● **Exercise description**
Each line below needs to be duplicated without alteration.

● **Source material**
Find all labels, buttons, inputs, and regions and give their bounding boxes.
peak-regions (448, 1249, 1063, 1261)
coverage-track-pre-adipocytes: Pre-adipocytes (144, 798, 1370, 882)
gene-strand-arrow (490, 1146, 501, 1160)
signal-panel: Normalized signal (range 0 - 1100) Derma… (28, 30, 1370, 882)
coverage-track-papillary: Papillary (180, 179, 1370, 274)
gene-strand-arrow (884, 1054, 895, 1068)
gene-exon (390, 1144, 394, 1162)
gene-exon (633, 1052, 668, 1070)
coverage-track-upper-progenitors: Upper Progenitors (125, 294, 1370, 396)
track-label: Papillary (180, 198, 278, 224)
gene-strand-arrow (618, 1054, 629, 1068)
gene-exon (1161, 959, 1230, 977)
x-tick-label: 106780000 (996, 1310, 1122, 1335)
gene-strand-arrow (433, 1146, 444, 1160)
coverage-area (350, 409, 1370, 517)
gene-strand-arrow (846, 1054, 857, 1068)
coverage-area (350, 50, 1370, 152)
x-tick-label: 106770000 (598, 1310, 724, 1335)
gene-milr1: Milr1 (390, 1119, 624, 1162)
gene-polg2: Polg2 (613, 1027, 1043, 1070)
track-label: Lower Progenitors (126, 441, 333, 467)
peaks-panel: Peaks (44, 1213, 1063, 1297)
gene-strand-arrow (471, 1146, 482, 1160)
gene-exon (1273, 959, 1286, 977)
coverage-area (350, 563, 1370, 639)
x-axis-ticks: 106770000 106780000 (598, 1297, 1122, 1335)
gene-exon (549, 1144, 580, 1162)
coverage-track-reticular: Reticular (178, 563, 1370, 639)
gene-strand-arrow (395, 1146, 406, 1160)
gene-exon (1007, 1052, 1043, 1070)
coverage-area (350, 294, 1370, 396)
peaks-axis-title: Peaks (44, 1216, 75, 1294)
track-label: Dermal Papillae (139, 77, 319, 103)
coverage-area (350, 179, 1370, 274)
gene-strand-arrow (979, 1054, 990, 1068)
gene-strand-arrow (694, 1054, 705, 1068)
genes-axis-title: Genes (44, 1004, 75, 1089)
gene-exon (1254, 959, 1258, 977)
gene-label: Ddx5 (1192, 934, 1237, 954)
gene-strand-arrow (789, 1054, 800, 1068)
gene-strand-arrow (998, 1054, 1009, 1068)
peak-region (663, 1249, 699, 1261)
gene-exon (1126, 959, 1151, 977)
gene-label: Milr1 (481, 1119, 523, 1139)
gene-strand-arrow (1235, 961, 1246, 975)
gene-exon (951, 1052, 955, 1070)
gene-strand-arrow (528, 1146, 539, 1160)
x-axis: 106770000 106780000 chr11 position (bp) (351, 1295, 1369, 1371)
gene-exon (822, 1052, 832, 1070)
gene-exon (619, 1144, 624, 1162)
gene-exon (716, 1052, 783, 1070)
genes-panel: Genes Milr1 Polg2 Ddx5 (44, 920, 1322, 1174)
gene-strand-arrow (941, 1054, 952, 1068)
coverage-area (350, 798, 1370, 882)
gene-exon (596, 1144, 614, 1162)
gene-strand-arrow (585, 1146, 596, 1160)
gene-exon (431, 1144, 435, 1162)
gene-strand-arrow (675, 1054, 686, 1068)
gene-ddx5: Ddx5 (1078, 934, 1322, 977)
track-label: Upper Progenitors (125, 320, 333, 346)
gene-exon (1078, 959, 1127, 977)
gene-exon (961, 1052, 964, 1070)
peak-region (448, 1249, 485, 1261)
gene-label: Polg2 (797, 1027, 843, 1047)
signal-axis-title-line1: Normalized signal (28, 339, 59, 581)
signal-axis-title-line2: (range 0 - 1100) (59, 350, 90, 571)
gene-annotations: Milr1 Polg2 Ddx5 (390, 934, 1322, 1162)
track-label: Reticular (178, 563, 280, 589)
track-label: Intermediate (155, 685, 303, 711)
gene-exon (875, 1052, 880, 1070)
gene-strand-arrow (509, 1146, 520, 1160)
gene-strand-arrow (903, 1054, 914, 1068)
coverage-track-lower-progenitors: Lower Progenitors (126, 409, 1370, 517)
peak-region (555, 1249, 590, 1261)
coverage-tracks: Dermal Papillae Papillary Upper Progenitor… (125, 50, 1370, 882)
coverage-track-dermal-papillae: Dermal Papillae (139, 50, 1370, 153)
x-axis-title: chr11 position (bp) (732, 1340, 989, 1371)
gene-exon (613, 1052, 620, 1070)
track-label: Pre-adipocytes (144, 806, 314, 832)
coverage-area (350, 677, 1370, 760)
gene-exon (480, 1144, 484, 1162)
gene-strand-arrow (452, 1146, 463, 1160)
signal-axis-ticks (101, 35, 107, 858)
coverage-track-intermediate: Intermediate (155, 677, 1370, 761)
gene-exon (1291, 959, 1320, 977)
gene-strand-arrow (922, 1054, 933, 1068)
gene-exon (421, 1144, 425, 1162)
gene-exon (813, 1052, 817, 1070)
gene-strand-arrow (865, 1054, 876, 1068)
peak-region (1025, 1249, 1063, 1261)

● **Exercise result**
Find all labels, buttons, inputs, and regions and give their bounding boxes.
peak-regions (448, 1249, 1063, 1261)
coverage-track-pre-adipocytes: Pre-adipocytes (144, 798, 1370, 882)
gene-strand-arrow (490, 1146, 501, 1160)
signal-panel: Normalized signal (range 0 - 1100) Derma… (28, 30, 1370, 882)
coverage-track-papillary: Papillary (180, 179, 1370, 274)
gene-strand-arrow (884, 1054, 895, 1068)
gene-exon (390, 1144, 394, 1162)
gene-exon (633, 1052, 668, 1070)
coverage-track-upper-progenitors: Upper Progenitors (125, 294, 1370, 396)
track-label: Papillary (180, 198, 278, 224)
gene-strand-arrow (618, 1054, 629, 1068)
gene-exon (1161, 959, 1230, 977)
x-tick-label: 106780000 (996, 1310, 1122, 1335)
gene-strand-arrow (433, 1146, 444, 1160)
coverage-area (350, 409, 1370, 517)
gene-strand-arrow (846, 1054, 857, 1068)
coverage-area (350, 50, 1370, 152)
x-tick-label: 106770000 (598, 1310, 724, 1335)
gene-milr1: Milr1 (390, 1119, 624, 1162)
gene-polg2: Polg2 (613, 1027, 1043, 1070)
track-label: Lower Progenitors (126, 441, 333, 467)
peaks-panel: Peaks (44, 1213, 1063, 1297)
gene-strand-arrow (471, 1146, 482, 1160)
gene-exon (1273, 959, 1286, 977)
coverage-area (350, 563, 1370, 639)
x-axis-ticks: 106770000 106780000 (598, 1297, 1122, 1335)
gene-exon (549, 1144, 580, 1162)
coverage-track-reticular: Reticular (178, 563, 1370, 639)
gene-strand-arrow (395, 1146, 406, 1160)
gene-exon (1007, 1052, 1043, 1070)
coverage-area (350, 294, 1370, 396)
peaks-axis-title: Peaks (44, 1216, 75, 1294)
track-label: Dermal Papillae (139, 77, 319, 103)
coverage-area (350, 179, 1370, 274)
gene-strand-arrow (979, 1054, 990, 1068)
gene-strand-arrow (694, 1054, 705, 1068)
genes-axis-title: Genes (44, 1004, 75, 1089)
gene-exon (1254, 959, 1258, 977)
gene-label: Ddx5 (1192, 934, 1237, 954)
gene-strand-arrow (789, 1054, 800, 1068)
gene-strand-arrow (998, 1054, 1009, 1068)
peak-region (663, 1249, 699, 1261)
gene-exon (1126, 959, 1151, 977)
gene-label: Milr1 (481, 1119, 523, 1139)
gene-strand-arrow (1235, 961, 1246, 975)
gene-exon (951, 1052, 955, 1070)
gene-strand-arrow (528, 1146, 539, 1160)
x-axis: 106770000 106780000 chr11 position (bp) (351, 1295, 1369, 1371)
gene-exon (822, 1052, 832, 1070)
gene-exon (619, 1144, 624, 1162)
gene-exon (716, 1052, 783, 1070)
genes-panel: Genes Milr1 Polg2 Ddx5 (44, 920, 1322, 1174)
gene-strand-arrow (941, 1054, 952, 1068)
coverage-area (350, 798, 1370, 882)
gene-exon (596, 1144, 614, 1162)
gene-strand-arrow (585, 1146, 596, 1160)
gene-exon (431, 1144, 435, 1162)
gene-strand-arrow (675, 1054, 686, 1068)
gene-ddx5: Ddx5 (1078, 934, 1322, 977)
track-label: Upper Progenitors (125, 320, 333, 346)
gene-exon (1078, 959, 1127, 977)
gene-exon (961, 1052, 964, 1070)
peak-region (448, 1249, 485, 1261)
gene-label: Polg2 (797, 1027, 843, 1047)
signal-axis-title-line1: Normalized signal (28, 339, 59, 581)
signal-axis-title-line2: (range 0 - 1100) (59, 350, 90, 571)
gene-annotations: Milr1 Polg2 Ddx5 (390, 934, 1322, 1162)
track-label: Reticular (178, 563, 280, 589)
track-label: Intermediate (155, 685, 303, 711)
gene-exon (875, 1052, 880, 1070)
gene-strand-arrow (509, 1146, 520, 1160)
gene-strand-arrow (903, 1054, 914, 1068)
coverage-track-lower-progenitors: Lower Progenitors (126, 409, 1370, 517)
peak-region (555, 1249, 590, 1261)
coverage-tracks: Dermal Papillae Papillary Upper Progenitor… (125, 50, 1370, 882)
coverage-track-dermal-papillae: Dermal Papillae (139, 50, 1370, 153)
x-axis-title: chr11 position (bp) (732, 1340, 989, 1371)
gene-exon (613, 1052, 620, 1070)
track-label: Pre-adipocytes (144, 806, 314, 832)
coverage-area (350, 677, 1370, 760)
gene-exon (480, 1144, 484, 1162)
gene-strand-arrow (452, 1146, 463, 1160)
signal-axis-ticks (101, 35, 107, 858)
coverage-track-intermediate: Intermediate (155, 677, 1370, 761)
gene-exon (1291, 959, 1320, 977)
gene-strand-arrow (922, 1054, 933, 1068)
gene-exon (421, 1144, 425, 1162)
gene-exon (813, 1052, 817, 1070)
gene-strand-arrow (865, 1054, 876, 1068)
peak-region (1025, 1249, 1063, 1261)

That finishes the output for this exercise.